**DIRECTION:** Render every line of the material below as a JSON list of strings, one string per line, leaving out blank lines.

*** DATASET RECORDS

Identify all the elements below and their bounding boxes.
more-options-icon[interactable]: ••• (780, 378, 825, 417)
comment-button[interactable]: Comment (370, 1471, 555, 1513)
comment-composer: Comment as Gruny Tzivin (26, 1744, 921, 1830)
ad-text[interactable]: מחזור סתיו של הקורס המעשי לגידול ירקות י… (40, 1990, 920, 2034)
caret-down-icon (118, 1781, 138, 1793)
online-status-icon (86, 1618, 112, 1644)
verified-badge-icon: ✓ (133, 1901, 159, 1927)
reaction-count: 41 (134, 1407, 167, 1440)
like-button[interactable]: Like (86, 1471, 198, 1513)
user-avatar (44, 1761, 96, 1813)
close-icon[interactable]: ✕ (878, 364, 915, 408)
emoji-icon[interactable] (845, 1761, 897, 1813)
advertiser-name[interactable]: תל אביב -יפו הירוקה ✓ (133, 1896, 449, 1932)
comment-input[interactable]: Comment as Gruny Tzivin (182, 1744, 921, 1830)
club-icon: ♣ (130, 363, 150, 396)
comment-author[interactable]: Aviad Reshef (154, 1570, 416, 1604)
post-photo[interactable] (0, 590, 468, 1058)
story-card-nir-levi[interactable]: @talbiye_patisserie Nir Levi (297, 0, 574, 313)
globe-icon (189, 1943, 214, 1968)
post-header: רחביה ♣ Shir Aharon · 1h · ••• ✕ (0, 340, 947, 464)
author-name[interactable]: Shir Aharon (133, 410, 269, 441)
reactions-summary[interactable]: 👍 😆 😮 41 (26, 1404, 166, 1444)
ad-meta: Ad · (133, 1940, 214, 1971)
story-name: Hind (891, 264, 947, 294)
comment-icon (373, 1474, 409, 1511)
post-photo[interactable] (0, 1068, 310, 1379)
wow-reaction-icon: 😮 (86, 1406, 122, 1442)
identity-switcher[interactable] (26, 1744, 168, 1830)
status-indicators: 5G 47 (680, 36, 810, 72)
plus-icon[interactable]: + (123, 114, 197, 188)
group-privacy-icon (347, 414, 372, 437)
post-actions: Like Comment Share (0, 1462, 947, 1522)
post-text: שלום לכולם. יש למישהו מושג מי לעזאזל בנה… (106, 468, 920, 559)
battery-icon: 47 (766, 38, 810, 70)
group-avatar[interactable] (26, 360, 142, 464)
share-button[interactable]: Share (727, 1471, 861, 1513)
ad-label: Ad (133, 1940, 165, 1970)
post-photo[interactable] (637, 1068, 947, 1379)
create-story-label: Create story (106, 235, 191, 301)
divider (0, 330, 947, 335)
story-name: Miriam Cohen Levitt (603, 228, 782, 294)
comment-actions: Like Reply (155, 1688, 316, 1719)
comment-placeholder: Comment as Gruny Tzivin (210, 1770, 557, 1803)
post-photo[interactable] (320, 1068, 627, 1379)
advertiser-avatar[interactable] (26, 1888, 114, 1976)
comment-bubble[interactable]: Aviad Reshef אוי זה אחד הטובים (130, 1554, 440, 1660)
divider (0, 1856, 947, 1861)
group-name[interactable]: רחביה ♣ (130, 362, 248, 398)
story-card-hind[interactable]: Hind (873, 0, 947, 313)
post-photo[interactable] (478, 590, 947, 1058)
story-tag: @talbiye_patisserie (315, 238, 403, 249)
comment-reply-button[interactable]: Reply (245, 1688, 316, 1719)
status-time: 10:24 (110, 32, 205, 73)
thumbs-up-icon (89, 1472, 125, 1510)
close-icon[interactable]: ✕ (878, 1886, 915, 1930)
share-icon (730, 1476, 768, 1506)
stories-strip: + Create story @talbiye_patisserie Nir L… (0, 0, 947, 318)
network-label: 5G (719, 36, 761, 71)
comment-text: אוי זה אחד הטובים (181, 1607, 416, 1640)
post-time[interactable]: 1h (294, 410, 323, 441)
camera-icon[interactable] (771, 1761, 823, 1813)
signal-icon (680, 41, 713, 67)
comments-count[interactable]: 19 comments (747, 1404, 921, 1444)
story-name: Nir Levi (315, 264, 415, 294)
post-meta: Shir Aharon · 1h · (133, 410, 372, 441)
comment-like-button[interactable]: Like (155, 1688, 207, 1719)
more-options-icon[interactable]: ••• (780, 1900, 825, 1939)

******

**SOLUTION:**
[
  "Identify all the elements below and their bounding boxes.",
  "more-options-icon[interactable]: ••• (780, 378, 825, 417)",
  "comment-button[interactable]: Comment (370, 1471, 555, 1513)",
  "comment-composer: Comment as Gruny Tzivin (26, 1744, 921, 1830)",
  "ad-text[interactable]: מחזור סתיו של הקורס המעשי לגידול ירקות י… (40, 1990, 920, 2034)",
  "caret-down-icon (118, 1781, 138, 1793)",
  "online-status-icon (86, 1618, 112, 1644)",
  "verified-badge-icon: ✓ (133, 1901, 159, 1927)",
  "reaction-count: 41 (134, 1407, 167, 1440)",
  "like-button[interactable]: Like (86, 1471, 198, 1513)",
  "user-avatar (44, 1761, 96, 1813)",
  "close-icon[interactable]: ✕ (878, 364, 915, 408)",
  "emoji-icon[interactable] (845, 1761, 897, 1813)",
  "advertiser-name[interactable]: תל אביב -יפו הירוקה ✓ (133, 1896, 449, 1932)",
  "comment-input[interactable]: Comment as Gruny Tzivin (182, 1744, 921, 1830)",
  "club-icon: ♣ (130, 363, 150, 396)",
  "comment-author[interactable]: Aviad Reshef (154, 1570, 416, 1604)",
  "post-photo[interactable] (0, 590, 468, 1058)",
  "story-card-nir-levi[interactable]: @talbiye_patisserie Nir Levi (297, 0, 574, 313)",
  "globe-icon (189, 1943, 214, 1968)",
  "post-header: רחביה ♣ Shir Aharon · 1h · ••• ✕ (0, 340, 947, 464)",
  "author-name[interactable]: Shir Aharon (133, 410, 269, 441)",
  "reactions-summary[interactable]: 👍 😆 😮 41 (26, 1404, 166, 1444)",
  "ad-meta: Ad · (133, 1940, 214, 1971)",
  "story-name: Hind (891, 264, 947, 294)",
  "comment-icon (373, 1474, 409, 1511)",
  "post-photo[interactable] (0, 1068, 310, 1379)",
  "wow-reaction-icon: 😮 (86, 1406, 122, 1442)",
  "identity-switcher[interactable] (26, 1744, 168, 1830)",
  "status-indicators: 5G 47 (680, 36, 810, 72)",
  "plus-icon[interactable]: + (123, 114, 197, 188)",
  "group-privacy-icon (347, 414, 372, 437)",
  "post-actions: Like Comment Share (0, 1462, 947, 1522)",
  "post-text: שלום לכולם. יש למישהו מושג מי לעזאזל בנה… (106, 468, 920, 559)",
  "battery-icon: 47 (766, 38, 810, 70)",
  "group-avatar[interactable] (26, 360, 142, 464)",
  "share-button[interactable]: Share (727, 1471, 861, 1513)",
  "ad-label: Ad (133, 1940, 165, 1970)",
  "post-photo[interactable] (637, 1068, 947, 1379)",
  "create-story-label: Create story (106, 235, 191, 301)",
  "divider (0, 330, 947, 335)",
  "story-name: Miriam Cohen Levitt (603, 228, 782, 294)",
  "comment-actions: Like Reply (155, 1688, 316, 1719)",
  "comment-placeholder: Comment as Gruny Tzivin (210, 1770, 557, 1803)",
  "post-photo[interactable] (320, 1068, 627, 1379)",
  "advertiser-avatar[interactable] (26, 1888, 114, 1976)",
  "comment-bubble[interactable]: Aviad Reshef אוי זה אחד הטובים (130, 1554, 440, 1660)",
  "divider (0, 1856, 947, 1861)",
  "group-name[interactable]: רחביה ♣ (130, 362, 248, 398)",
  "story-card-hind[interactable]: Hind (873, 0, 947, 313)",
  "post-photo[interactable] (478, 590, 947, 1058)",
  "story-tag: @talbiye_patisserie (315, 238, 403, 249)",
  "comment-reply-button[interactable]: Reply (245, 1688, 316, 1719)",
  "status-time: 10:24 (110, 32, 205, 73)",
  "thumbs-up-icon (89, 1472, 125, 1510)",
  "close-icon[interactable]: ✕ (878, 1886, 915, 1930)",
  "share-icon (730, 1476, 768, 1506)",
  "stories-strip: + Create story @talbiye_patisserie Nir L… (0, 0, 947, 318)",
  "network-label: 5G (719, 36, 761, 71)",
  "comment-text: אוי זה אחד הטובים (181, 1607, 416, 1640)",
  "post-time[interactable]: 1h (294, 410, 323, 441)",
  "camera-icon[interactable] (771, 1761, 823, 1813)",
  "signal-icon (680, 41, 713, 67)",
  "comments-count[interactable]: 19 comments (747, 1404, 921, 1444)",
  "story-name: Nir Levi (315, 264, 415, 294)",
  "post-meta: Shir Aharon · 1h · (133, 410, 372, 441)",
  "comment-like-button[interactable]: Like (155, 1688, 207, 1719)",
  "more-options-icon[interactable]: ••• (780, 1900, 825, 1939)"
]